- [Exercise aim] Pick out every line holding the string "statement" and copy it.

- [Stored rows]
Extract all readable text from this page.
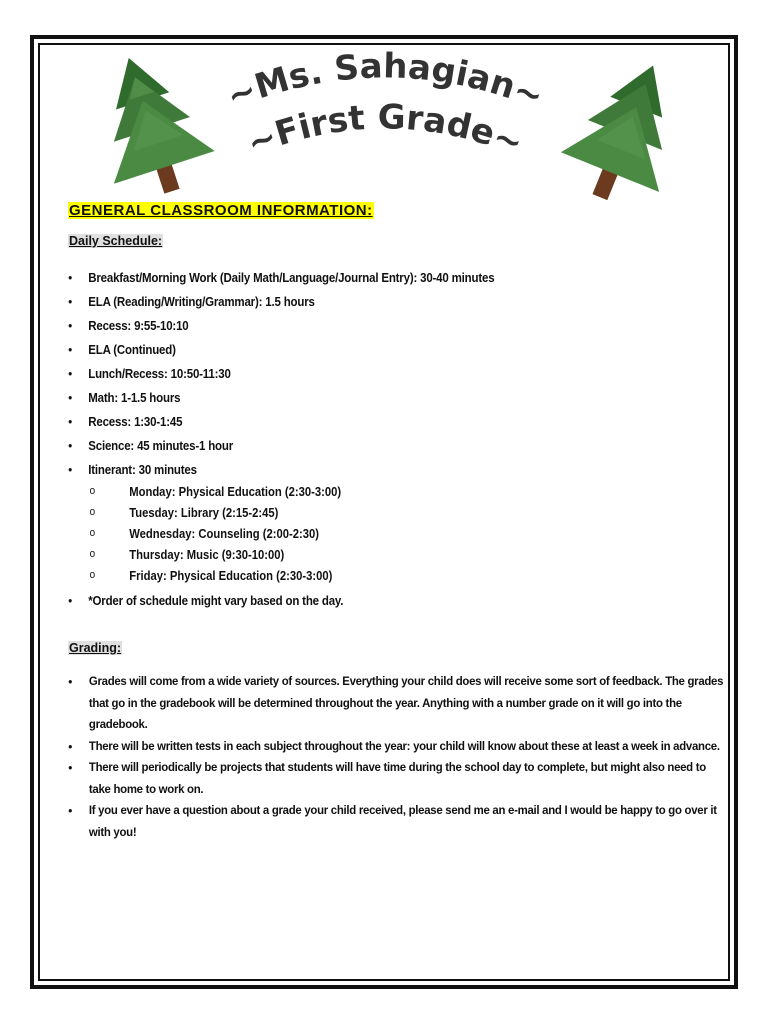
~Ms. Sahagian~
~First Grade~
GENERAL CLASSROOM INFORMATION:
Daily Schedule:
● Breakfast/Morning Work (Daily Math/Language/Journal Entry): 30-40 minutes
● ELA (Reading/Writing/Grammar): 1.5 hours
● Recess: 9:55-10:10
● ELA (Continued)
● Lunch/Recess: 10:50-11:30
● Math: 1-1.5 hours
● Recess: 1:30-1:45
● Science: 45 minutes-1 hour
● Itinerant: 30 minutes
o Monday: Physical Education (2:30-3:00)
o Tuesday: Library (2:15-2:45)
o Wednesday: Counseling (2:00-2:30)
o Thursday: Music (9:30-10:00)
o Friday: Physical Education (2:30-3:00)
● *Order of schedule might vary based on the day.
Grading:
● Grades will come from a wide variety of sources. Everything your child does will receive some sort of feedback. The grades that go in the gradebook will be determined throughout the year. Anything with a number grade on it will go into the gradebook.
● There will be written tests in each subject throughout the year: your child will know about these at least a week in advance.
● There will periodically be projects that students will have time during the school day to complete, but might also need to take home to work on.
● If you ever have a question about a grade your child received, please send me an e-mail and I would be happy to go over it with you!
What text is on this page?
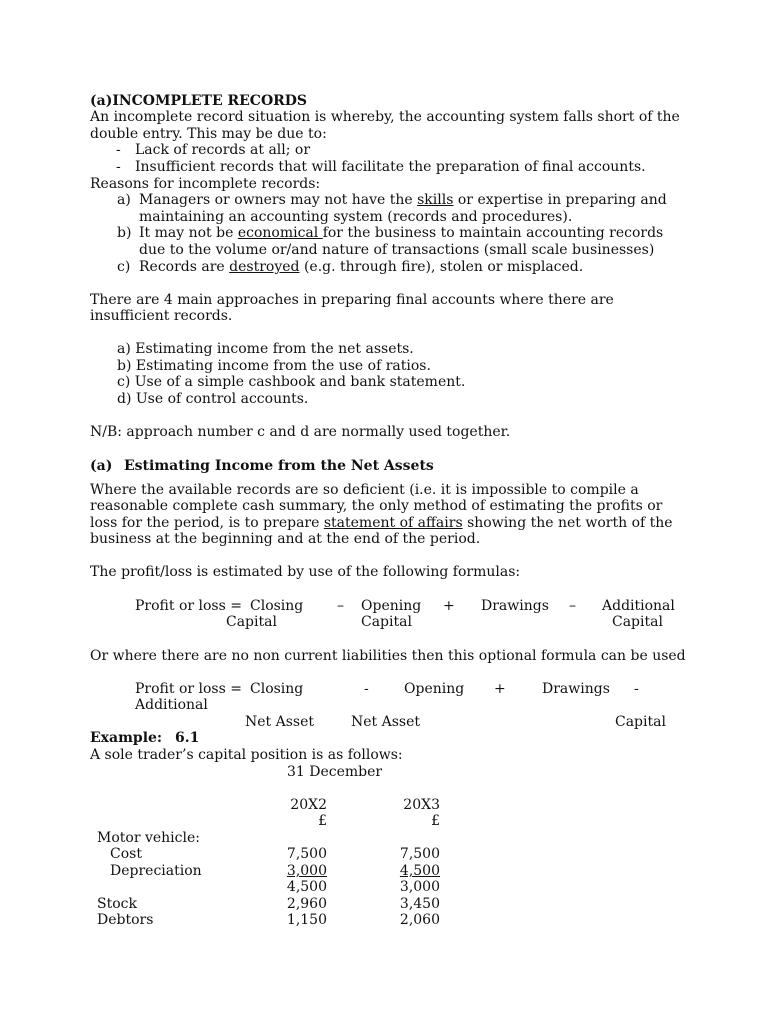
(a)INCOMPLETE RECORDS
An incomplete record situation is whereby, the accounting system falls short of the
double entry. This may be due to:
- Lack of records at all; or
- Insufficient records that will facilitate the preparation of final accounts.
Reasons for incomplete records:
a) Managers or owners may not have the skills or expertise in preparing and
maintaining an accounting system (records and procedures).
b) It may not be economical for the business to maintain accounting records
due to the volume or/and nature of transactions (small scale businesses)
c) Records are destroyed (e.g. through fire), stolen or misplaced.
There are 4 main approaches in preparing final accounts where there are
insufficient records.
a) Estimating income from the net assets.
b) Estimating income from the use of ratios.
c) Use of a simple cashbook and bank statement.
d) Use of control accounts.
N/B: approach number c and d are normally used together.
(a) Estimating Income from the Net Assets
Where the available records are so deficient (i.e. it is impossible to compile a
reasonable complete cash summary, the only method of estimating the profits or
loss for the period, is to prepare statement of affairs showing the net worth of the
business at the beginning and at the end of the period.
The profit/loss is estimated by use of the following formulas:
Profit or loss = Closing – Opening + Drawings – Additional
Capital	Capital	Capital
Or where there are no non current liabilities then this optional formula can be used
Profit or loss = Closing	-	Opening +	Drawings -
Additional
Net Asset	Net Asset	Capital
Example: 6.1
A sole trader’s capital position is as follows:
31 December
20X2	20X3
£	£
Motor vehicle:
Cost	7,500	7,500
Depreciation	3,000	4,500
4,500	3,000
Stock	2,960	3,450
Debtors	1,150	2,060
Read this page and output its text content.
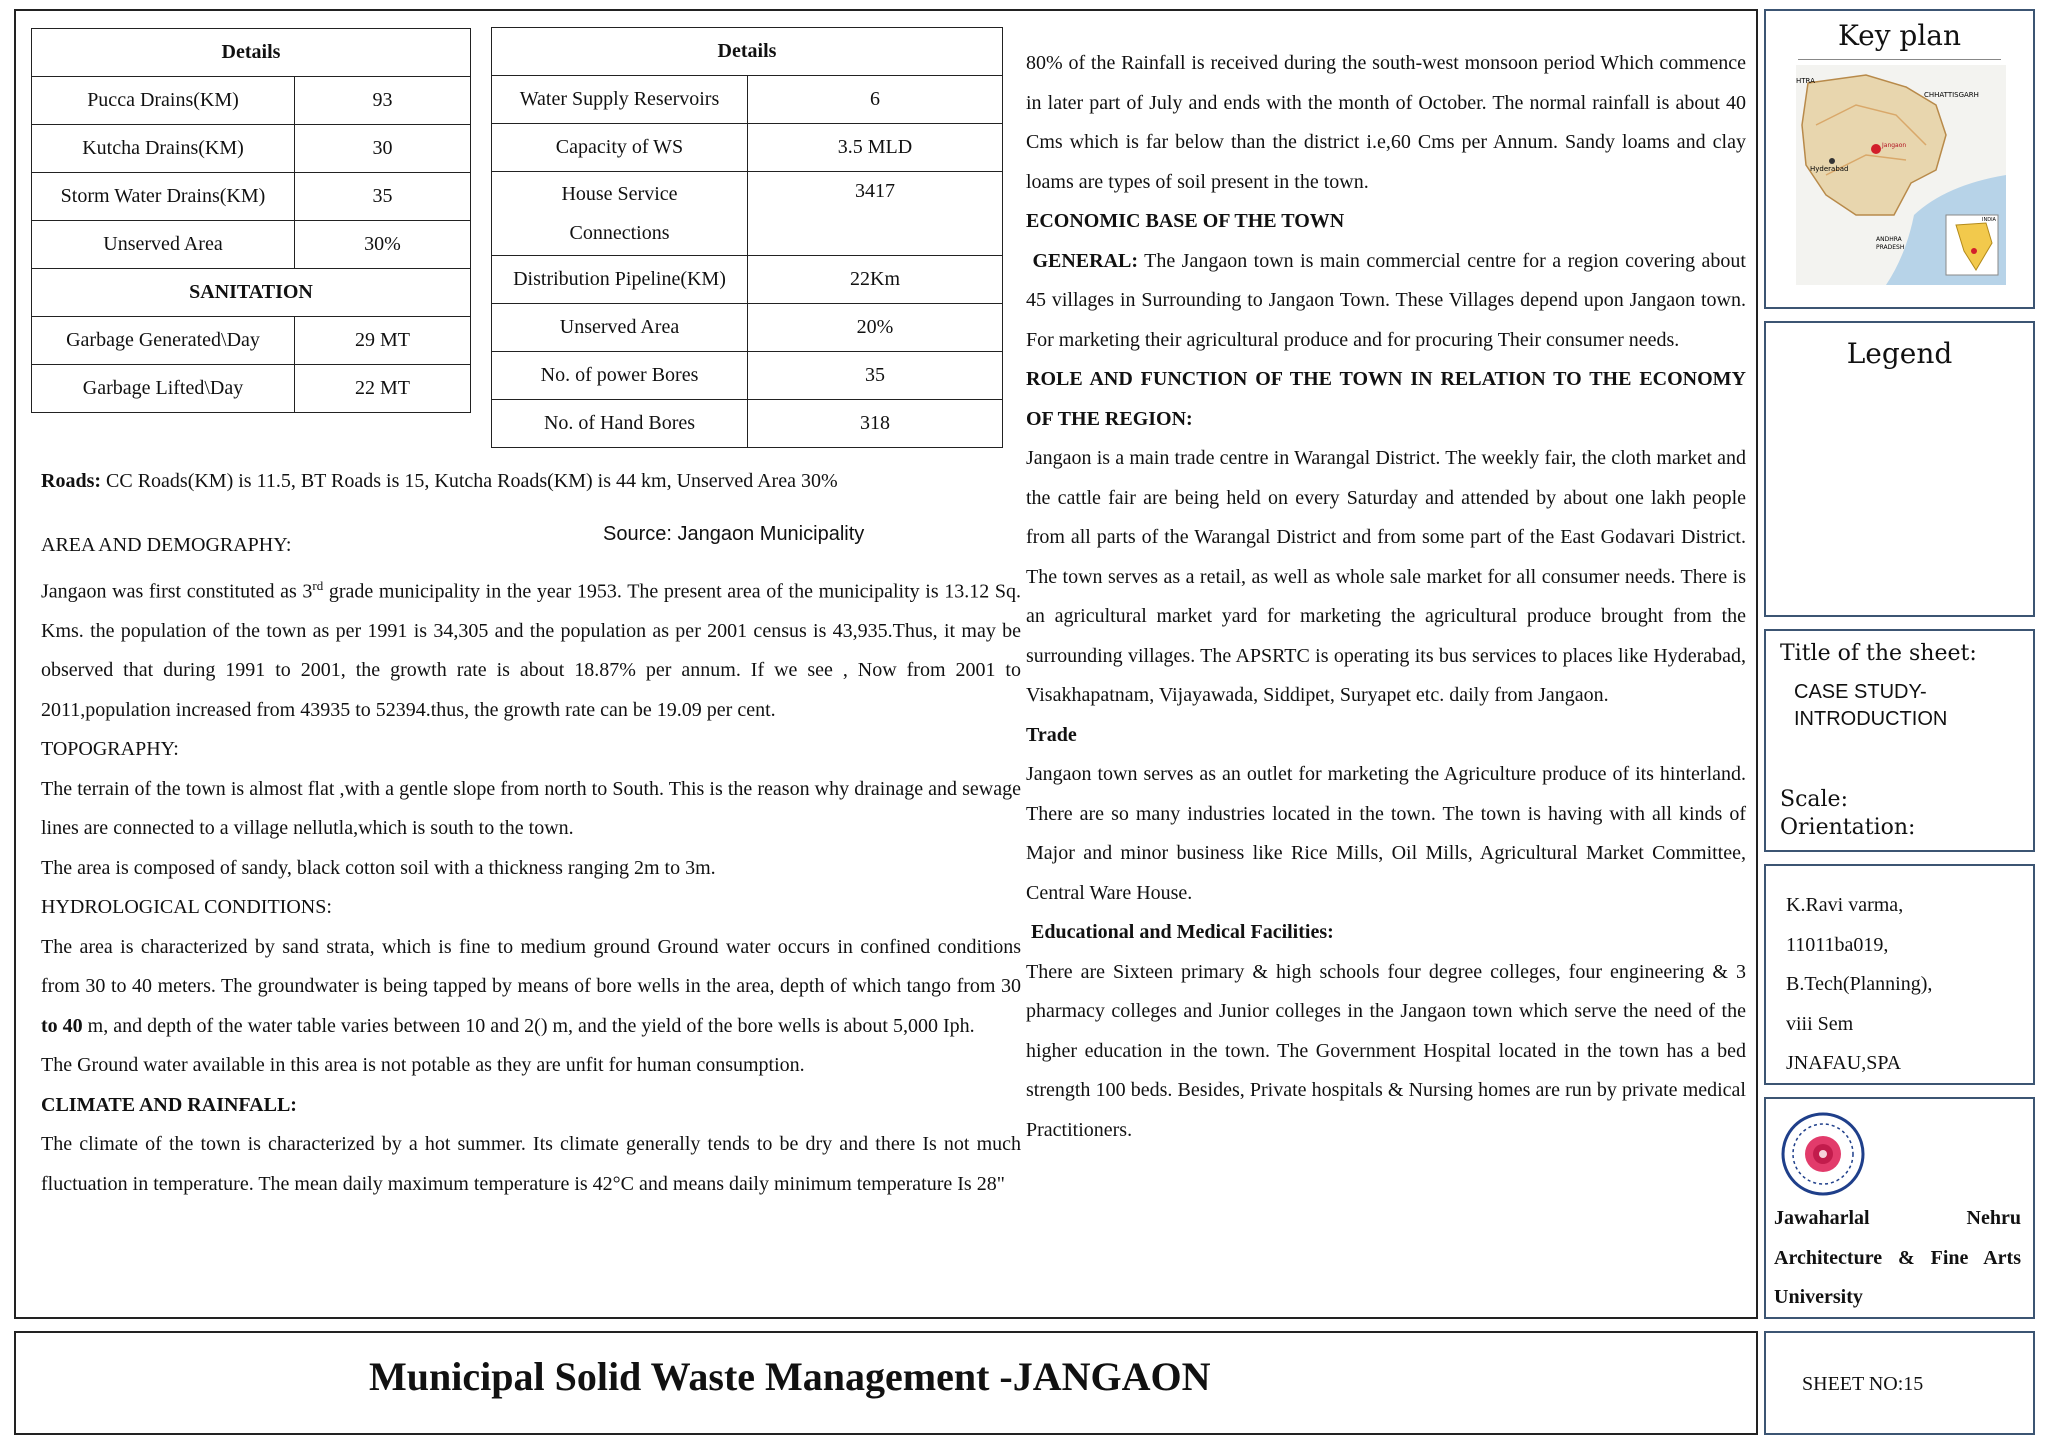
Details	
Pucca Drains(KM)	93
Kutcha Drains(KM)	30
Storm Water Drains(KM)	35
Unserved Area	30%
SANITATION	
Garbage Generated\Day	29 MT
Garbage Lifted\Day	22 MT
Details	
Water Supply Reservoirs	6
Capacity of WS	3.5 MLD
House Service Connections	3417
Distribution Pipeline(KM)	22Km
Unserved Area	20%
No. of power Bores	35
No. of Hand Bores	318
Roads: CC Roads(KM) is 11.5, BT Roads is 15, Kutcha Roads(KM) is 44 km, Unserved Area 30%
Source: Jangaon Municipality

AREA AND DEMOGRAPHY:

Jangaon was first constituted as 3rd grade municipality in the year 1953. The present area of the municipality is 13.12 Sq. Kms. the population of the town as per 1991 is 34,305 and the population as per 2001 census is 43,935.Thus, it may be observed that during 1991 to 2001, the growth rate is about 18.87% per annum. If we see , Now from 2001 to 2011,population increased from 43935 to 52394.thus, the growth rate can be 19.09 per cent.

TOPOGRAPHY:

The terrain of the town is almost flat ,with a gentle slope from north to South. This is the reason why drainage and sewage lines are connected to a village nellutla,which is south to the town.

The area is composed of sandy, black cotton soil with a thickness ranging 2m to 3m.

HYDROLOGICAL CONDITIONS:

The area is characterized by sand strata, which is fine to medium ground Ground water occurs in confined conditions from 30 to 40 meters. The groundwater is being tapped by means of bore wells in the area, depth of which tango from 30 to 40 m, and depth of the water table varies between 10 and 2() m, and the yield of the bore wells is about 5,000 Iph.

The Ground water available in this area is not potable as they are unfit for human consumption.

CLIMATE AND RAINFALL:

The climate of the town is characterized by a hot summer. Its climate generally tends to be dry and there Is not much fluctuation in temperature. The mean daily maximum temperature is 42°C and means daily minimum temperature Is 28"

80% of the Rainfall is received during the south-west monsoon period Which commence in later part of July and ends with the month of October. The normal rainfall is about 40 Cms which is far below than the district i.e,60 Cms per Annum. Sandy loams and clay loams are types of soil present in the town.

ECONOMIC BASE OF THE TOWN

GENERAL: The Jangaon town is main commercial centre for a region covering about 45 villages in Surrounding to Jangaon Town. These Villages depend upon Jangaon town. For marketing their agricultural produce and for procuring Their consumer needs.

ROLE AND FUNCTION OF THE TOWN IN RELATION TO THE ECONOMY OF THE REGION:

Jangaon is a main trade centre in Warangal District. The weekly fair, the cloth market and the cattle fair are being held on every Saturday and attended by about one lakh people from all parts of the Warangal District and from some part of the East Godavari District. The town serves as a retail, as well as whole sale market for all consumer needs. There is an agricultural market yard for marketing the agricultural produce brought from the surrounding villages. The APSRTC is operating its bus services to places like Hyderabad, Visakhapatnam, Vijayawada, Siddipet, Suryapet etc. daily from Jangaon.

Trade

Jangaon town serves as an outlet for marketing the Agriculture produce of its hinterland. There are so many industries located in the town. The town is having with all kinds of Major and minor business like Rice Mills, Oil Mills, Agricultural Market Committee, Central Ware House.

Educational and Medical Facilities:

There are Sixteen primary & high schools four degree colleges, four engineering & 3 pharmacy colleges and Junior colleges in the Jangaon town which serve the need of the higher education in the town. The Government Hospital located in the town has a bed strength 100 beds. Besides, Private hospitals & Nursing homes are run by private medical Practitioners.

Key plan
HTRA
CHHATTISGARH
Hyderabad
Jangaon
ANDHRA
PRADESH
INDIA
Legend
Title of the sheet:
CASE STUDY-
INTRODUCTION
Scale:
Orientation:
K.Ravi varma,
11011ba019,
B.Tech(Planning),
viii Sem
JNAFAU,SPA
Jawaharlal Nehru Architecture & Fine Arts University
SHEET NO:15
Municipal Solid Waste Management -JANGAON
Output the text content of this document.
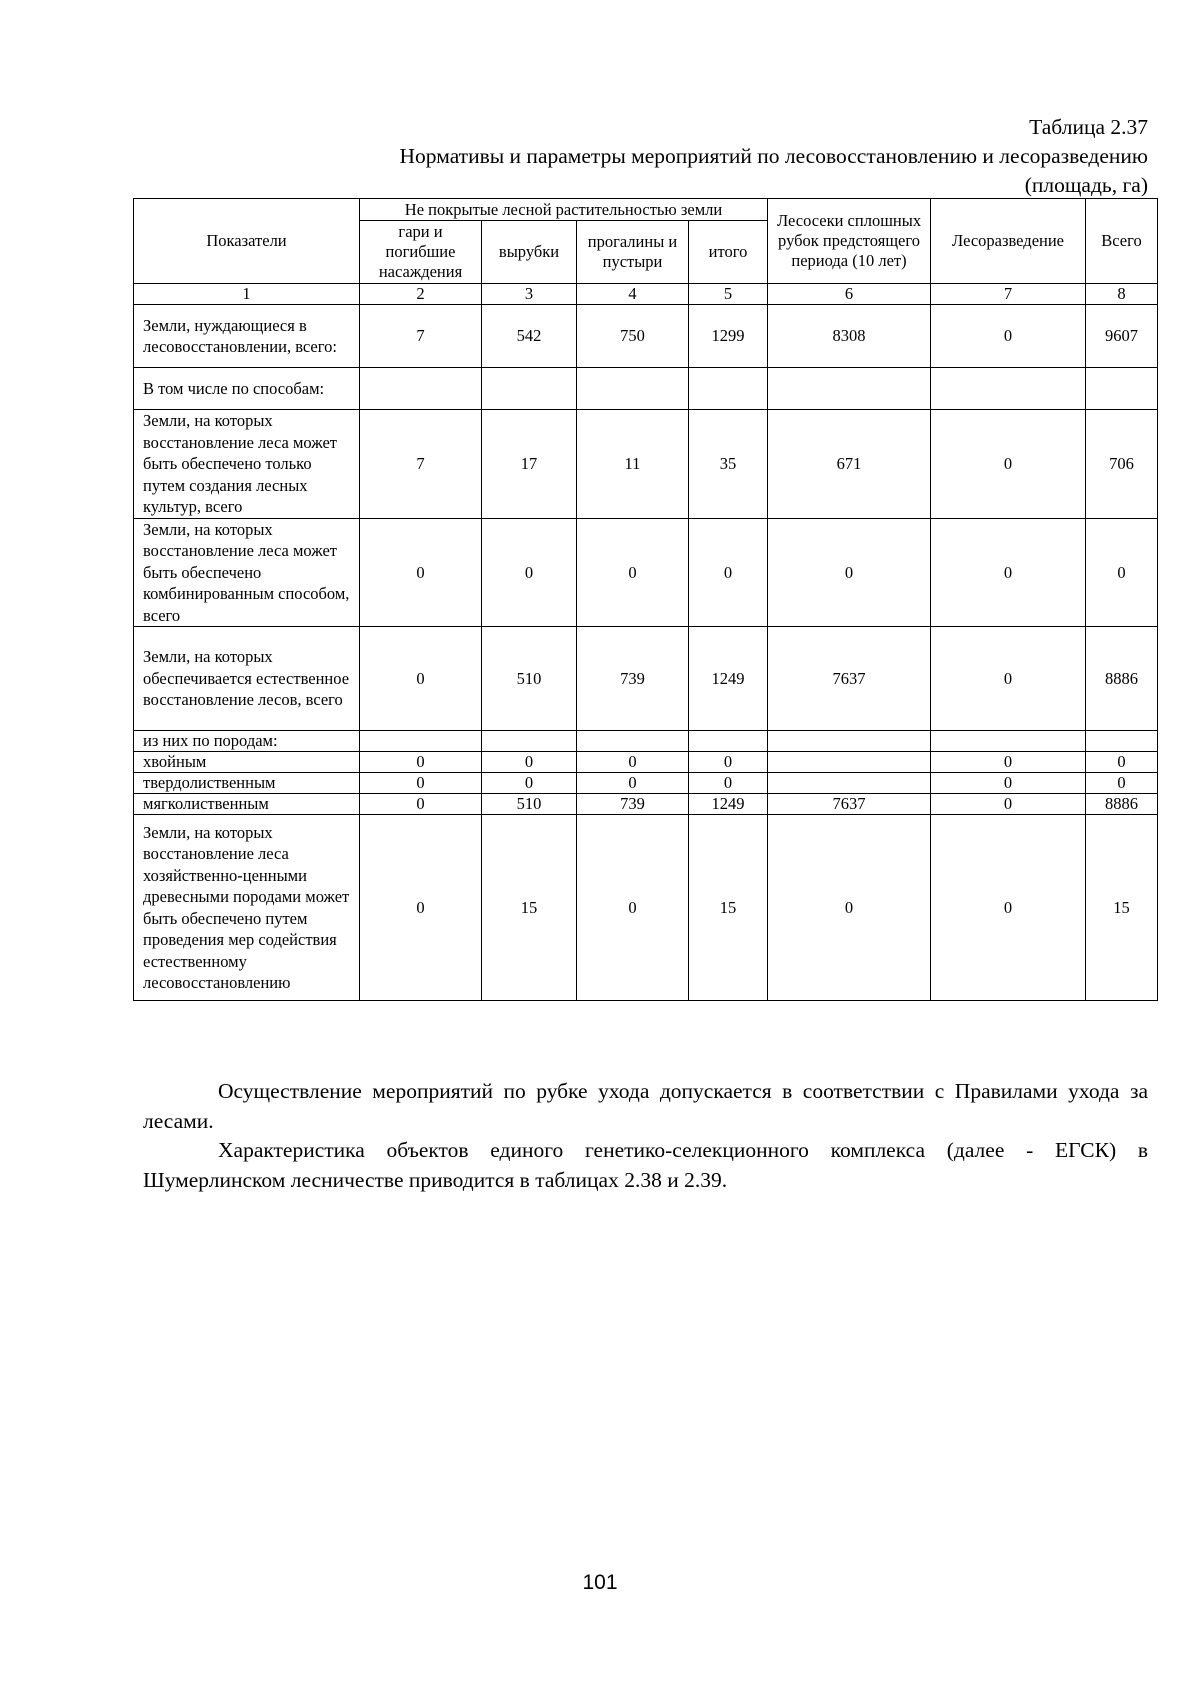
Таблица 2.37
Нормативы и параметры мероприятий по лесовосстановлению и лесоразведению
(площадь, га)
Показатели	Не покрытые лесной растительностью земли				Лесосеки сплошных рубок предстоящего периода (10 лет)	Лесоразведение	Всего
	гари и погибшие насаждения	вырубки	прогалины и пустыри	итого			
1	2	3	4	5	6	7	8
Земли, нуждающиеся в лесовосстановлении, всего:	7	542	750	1299	8308	0	9607
В том числе по способам:							
Земли, на которых восстановление леса может быть обеспечено только путем создания лесных культур, всего	7	17	11	35	671	0	706
Земли, на которых восстановление леса может быть обеспечено комбинированным способом, всего	0	0	0	0	0	0	0
Земли, на которых обеспечивается естественное восстановление лесов, всего	0	510	739	1249	7637	0	8886
из них по породам:							
хвойным	0	0	0	0		0	0
твердолиственным	0	0	0	0		0	0
мягколиственным	0	510	739	1249	7637	0	8886
Земли, на которых восстановление леса хозяйственно-ценными древесными породами может быть обеспечено путем проведения мер содействия естественному лесовосстановлению	0	15	0	15	0	0	15

Осуществление мероприятий по рубке ухода допускается в соответствии с Правилами ухода за лесами.

Характеристика объектов единого генетико-селекционного комплекса (далее - ЕГСК) в Шумерлинском лесничестве приводится в таблицах 2.38 и 2.39.

101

- [Result of the exercise]
c) Use of a simple cashbook and bank statement.
loss for the period, is to prepare statement of affairs showing the net worth of the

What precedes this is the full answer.